[Stored records]
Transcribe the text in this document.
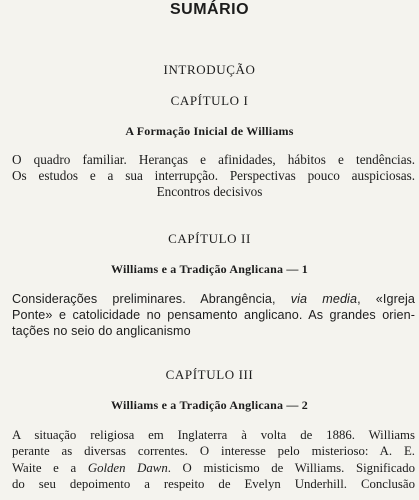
SUMÁRIO
INTRODUÇÃO
CAPÍTULO I
A Formação Inicial de Williams
O quadro familiar. Heranças e afinidades, hábitos e tendências.
Os estudos e a sua interrupção. Perspectivas pouco auspiciosas.
Encontros decisivos
CAPÍTULO II
Williams e a Tradição Anglicana — 1
Considerações preliminares. Abrangência, via media, «Igreja
Ponte» e catolicidade no pensamento anglicano. As grandes orien-
tações no seio do anglicanismo
CAPÍTULO III
Williams e a Tradição Anglicana — 2
A situação religiosa em Inglaterra à volta de 1886. Williams
perante as diversas correntes. O interesse pelo misterioso: A. E.
Waite e a Golden Dawn. O misticismo de Williams. Significado
do seu depoimento a respeito de Evelyn Underhill. Conclusão
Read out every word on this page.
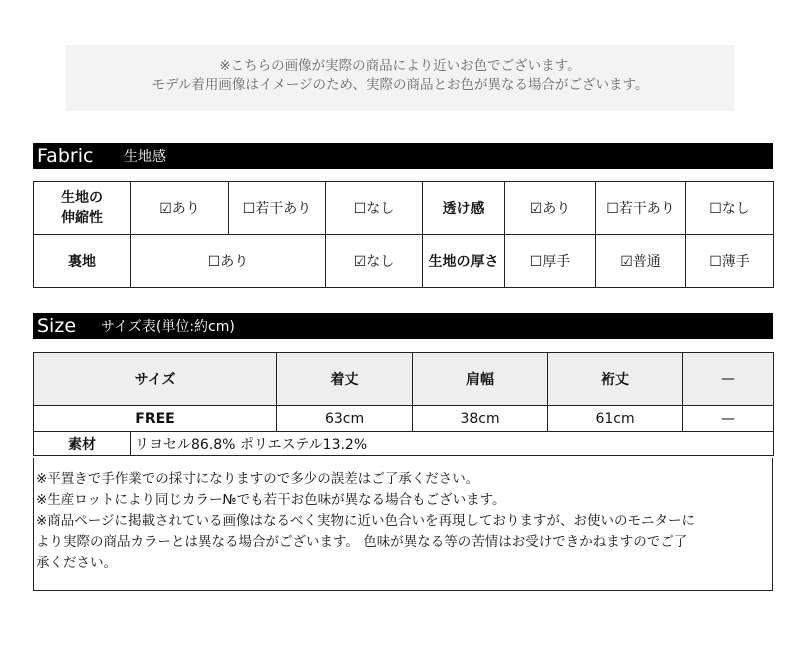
※こちらの画像が実際の商品により近いお色でございます。
モデル着用画像はイメージのため、実際の商品とお色が異なる場合がございます。
Fabric 生地感
生地の
伸縮性	☑あり	☐若干あり	☐なし	透け感	☑あり	☐若干あり	☐なし
裏地	☐あり		☑なし	生地の厚さ	☐厚手	☑普通	☐薄手
Size サイズ表(単位:約cm)
サイズ		着丈	肩幅	裄丈	—
FREE		63cm	38cm	61cm	—
素材	リヨセル86.8% ポリエステル13.2%				
※平置きで手作業での採寸になりますので多少の誤差はご了承ください。
※生産ロットにより同じカラー№でも若干お色味が異なる場合もございます。
※商品ページに掲載されている画像はなるべく実物に近い色合いを再現しておりますが、お使いのモニターに
より実際の商品カラーとは異なる場合がございます。 色味が異なる等の苦情はお受けできかねますのでご了
承ください。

### SHORT EXERCISE
Repeat the records in full, exactly as they appear, without the pictures.

### THE SOLUTION
Transcribe the text in this document.
SUMÁRIO
INTRODUÇÃO
CAPÍTULO I
A Formação Inicial de Williams
O quadro familiar. Heranças e afinidades, hábitos e tendências.
Os estudos e a sua interrupção. Perspectivas pouco auspiciosas.
Encontros decisivos
CAPÍTULO II
Williams e a Tradição Anglicana — 1
Considerações preliminares. Abrangência, via media, «Igreja
Ponte» e catolicidade no pensamento anglicano. As grandes orien-
tações no seio do anglicanismo
CAPÍTULO III
Williams e a Tradição Anglicana — 2
A situação religiosa em Inglaterra à volta de 1886. Williams
perante as diversas correntes. O interesse pelo misterioso: A. E.
Waite e a Golden Dawn. O misticismo de Williams. Significado
do seu depoimento a respeito de Evelyn Underhill. Conclusão
Read out every word on this page.
※こちらの画像が実際の商品により近いお色でございます。
モデル着用画像はイメージのため、実際の商品とお色が異なる場合がございます。
Fabric 生地感
生地の
伸縮性	☑あり	☐若干あり	☐なし	透け感	☑あり	☐若干あり	☐なし
裏地	☐あり		☑なし	生地の厚さ	☐厚手	☑普通	☐薄手
Size サイズ表(単位:約cm)
サイズ		着丈	肩幅	裄丈	—
FREE		63cm	38cm	61cm	—
素材	リヨセル86.8% ポリエステル13.2%				
※平置きで手作業での採寸になりますので多少の誤差はご了承ください。
※生産ロットにより同じカラー№でも若干お色味が異なる場合もございます。
※商品ページに掲載されている画像はなるべく実物に近い色合いを再現しておりますが、お使いのモニターに
より実際の商品カラーとは異なる場合がございます。 色味が異なる等の苦情はお受けできかねますのでご了
承ください。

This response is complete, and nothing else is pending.